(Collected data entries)
+===+

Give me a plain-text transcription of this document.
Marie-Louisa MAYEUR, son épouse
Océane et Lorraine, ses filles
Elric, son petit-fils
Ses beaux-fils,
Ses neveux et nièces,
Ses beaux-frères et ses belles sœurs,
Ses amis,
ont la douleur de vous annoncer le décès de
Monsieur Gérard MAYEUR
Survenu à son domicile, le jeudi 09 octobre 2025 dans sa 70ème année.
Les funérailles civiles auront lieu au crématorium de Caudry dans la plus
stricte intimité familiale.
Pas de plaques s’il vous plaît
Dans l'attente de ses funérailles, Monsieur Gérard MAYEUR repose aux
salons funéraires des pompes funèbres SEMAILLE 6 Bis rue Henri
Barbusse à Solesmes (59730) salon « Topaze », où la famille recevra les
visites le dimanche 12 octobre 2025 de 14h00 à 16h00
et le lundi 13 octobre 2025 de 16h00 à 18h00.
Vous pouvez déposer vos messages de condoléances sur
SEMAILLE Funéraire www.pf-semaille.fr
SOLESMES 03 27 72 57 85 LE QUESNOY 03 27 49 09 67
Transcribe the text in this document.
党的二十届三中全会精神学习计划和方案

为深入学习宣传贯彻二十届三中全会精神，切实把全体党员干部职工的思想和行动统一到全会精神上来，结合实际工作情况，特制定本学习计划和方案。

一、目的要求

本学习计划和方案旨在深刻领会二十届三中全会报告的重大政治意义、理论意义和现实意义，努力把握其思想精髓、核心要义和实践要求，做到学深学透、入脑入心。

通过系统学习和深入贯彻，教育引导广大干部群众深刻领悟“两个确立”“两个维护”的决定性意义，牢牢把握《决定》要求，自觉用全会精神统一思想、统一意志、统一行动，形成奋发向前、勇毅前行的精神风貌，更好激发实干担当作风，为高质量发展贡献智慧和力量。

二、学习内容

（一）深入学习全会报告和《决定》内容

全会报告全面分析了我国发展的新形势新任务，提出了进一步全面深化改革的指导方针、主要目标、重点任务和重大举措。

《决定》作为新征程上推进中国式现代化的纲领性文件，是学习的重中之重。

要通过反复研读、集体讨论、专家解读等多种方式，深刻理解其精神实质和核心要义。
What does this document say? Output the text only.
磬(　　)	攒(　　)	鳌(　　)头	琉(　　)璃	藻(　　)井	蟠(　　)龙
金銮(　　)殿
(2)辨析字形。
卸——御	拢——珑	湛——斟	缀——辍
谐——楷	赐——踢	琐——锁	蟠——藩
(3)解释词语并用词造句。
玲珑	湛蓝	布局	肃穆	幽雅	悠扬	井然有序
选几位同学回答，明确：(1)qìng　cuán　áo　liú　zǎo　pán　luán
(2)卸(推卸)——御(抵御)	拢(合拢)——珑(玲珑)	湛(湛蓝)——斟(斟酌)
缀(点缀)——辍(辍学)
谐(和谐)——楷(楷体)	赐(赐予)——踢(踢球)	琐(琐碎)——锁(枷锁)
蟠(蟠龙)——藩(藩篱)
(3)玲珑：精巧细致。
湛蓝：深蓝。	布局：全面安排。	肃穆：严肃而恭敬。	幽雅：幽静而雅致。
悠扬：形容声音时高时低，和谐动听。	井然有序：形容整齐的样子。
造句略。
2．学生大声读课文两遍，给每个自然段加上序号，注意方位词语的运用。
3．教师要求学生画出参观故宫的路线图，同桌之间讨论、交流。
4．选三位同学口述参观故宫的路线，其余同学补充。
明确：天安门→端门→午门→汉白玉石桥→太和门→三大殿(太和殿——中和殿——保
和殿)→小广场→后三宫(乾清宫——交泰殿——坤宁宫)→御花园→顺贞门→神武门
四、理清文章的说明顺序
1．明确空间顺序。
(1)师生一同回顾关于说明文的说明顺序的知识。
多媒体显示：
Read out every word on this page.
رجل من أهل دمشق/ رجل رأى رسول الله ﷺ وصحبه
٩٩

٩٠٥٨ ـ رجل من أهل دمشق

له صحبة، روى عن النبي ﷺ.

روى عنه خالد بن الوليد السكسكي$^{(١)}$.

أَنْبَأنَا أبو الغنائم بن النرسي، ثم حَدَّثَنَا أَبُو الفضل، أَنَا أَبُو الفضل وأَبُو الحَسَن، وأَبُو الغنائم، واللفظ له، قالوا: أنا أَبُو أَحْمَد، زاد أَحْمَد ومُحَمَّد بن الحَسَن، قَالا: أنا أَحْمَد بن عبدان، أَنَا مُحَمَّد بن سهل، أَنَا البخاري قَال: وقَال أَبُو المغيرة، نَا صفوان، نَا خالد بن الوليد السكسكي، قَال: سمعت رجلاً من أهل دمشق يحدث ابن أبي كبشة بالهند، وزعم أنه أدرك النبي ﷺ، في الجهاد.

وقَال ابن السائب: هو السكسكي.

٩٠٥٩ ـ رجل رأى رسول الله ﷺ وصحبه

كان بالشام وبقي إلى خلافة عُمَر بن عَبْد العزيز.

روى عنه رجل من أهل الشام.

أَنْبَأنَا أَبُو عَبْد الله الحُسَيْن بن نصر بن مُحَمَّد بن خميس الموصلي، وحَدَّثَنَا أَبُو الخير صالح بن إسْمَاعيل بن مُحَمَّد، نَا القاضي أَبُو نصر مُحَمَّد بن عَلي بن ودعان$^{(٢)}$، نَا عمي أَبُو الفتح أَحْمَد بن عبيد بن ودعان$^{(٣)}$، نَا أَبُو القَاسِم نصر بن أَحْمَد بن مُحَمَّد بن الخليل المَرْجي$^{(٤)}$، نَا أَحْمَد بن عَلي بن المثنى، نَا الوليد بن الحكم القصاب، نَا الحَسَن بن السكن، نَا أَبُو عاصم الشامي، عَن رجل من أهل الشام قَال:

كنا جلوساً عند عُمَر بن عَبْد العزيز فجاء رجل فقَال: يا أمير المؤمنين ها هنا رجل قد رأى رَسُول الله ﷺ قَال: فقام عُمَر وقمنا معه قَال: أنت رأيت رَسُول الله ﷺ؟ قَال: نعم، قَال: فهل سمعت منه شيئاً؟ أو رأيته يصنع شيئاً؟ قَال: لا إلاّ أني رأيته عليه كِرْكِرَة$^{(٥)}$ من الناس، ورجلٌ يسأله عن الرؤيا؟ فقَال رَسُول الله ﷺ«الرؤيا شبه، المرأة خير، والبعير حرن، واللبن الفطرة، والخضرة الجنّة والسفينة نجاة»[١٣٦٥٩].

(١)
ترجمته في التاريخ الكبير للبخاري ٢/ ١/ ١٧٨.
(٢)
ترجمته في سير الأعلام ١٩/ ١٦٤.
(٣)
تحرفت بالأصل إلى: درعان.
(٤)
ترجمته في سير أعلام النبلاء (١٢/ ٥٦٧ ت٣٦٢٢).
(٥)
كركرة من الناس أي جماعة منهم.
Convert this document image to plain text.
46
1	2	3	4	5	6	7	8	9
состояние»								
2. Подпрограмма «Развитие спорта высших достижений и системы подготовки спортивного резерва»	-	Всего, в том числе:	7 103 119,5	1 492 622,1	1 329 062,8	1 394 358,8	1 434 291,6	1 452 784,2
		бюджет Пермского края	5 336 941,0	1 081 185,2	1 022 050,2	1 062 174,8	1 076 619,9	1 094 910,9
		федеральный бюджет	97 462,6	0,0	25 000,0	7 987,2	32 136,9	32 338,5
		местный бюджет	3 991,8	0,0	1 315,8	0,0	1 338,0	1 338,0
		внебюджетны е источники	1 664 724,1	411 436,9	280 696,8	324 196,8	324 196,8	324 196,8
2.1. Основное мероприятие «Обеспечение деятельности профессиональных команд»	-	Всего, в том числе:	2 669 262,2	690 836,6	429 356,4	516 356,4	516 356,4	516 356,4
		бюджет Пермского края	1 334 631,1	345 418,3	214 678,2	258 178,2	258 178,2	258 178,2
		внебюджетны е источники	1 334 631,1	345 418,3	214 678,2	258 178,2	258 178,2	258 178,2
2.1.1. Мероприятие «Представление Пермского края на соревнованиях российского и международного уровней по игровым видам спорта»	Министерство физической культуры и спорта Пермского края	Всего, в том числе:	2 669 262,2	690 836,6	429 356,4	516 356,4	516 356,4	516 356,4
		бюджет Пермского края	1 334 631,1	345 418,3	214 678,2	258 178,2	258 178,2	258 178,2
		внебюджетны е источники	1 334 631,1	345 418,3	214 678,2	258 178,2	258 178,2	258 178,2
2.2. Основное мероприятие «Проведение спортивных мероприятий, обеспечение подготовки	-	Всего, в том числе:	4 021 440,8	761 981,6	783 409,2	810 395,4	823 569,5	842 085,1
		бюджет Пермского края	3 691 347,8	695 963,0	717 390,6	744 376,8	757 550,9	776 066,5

+===+

## [WRITTEN REQUEST]
Each line that has the word "Всего" counts once. How many such lines are in the data? Give the number alone.

## [WRITTEN REPLY]
4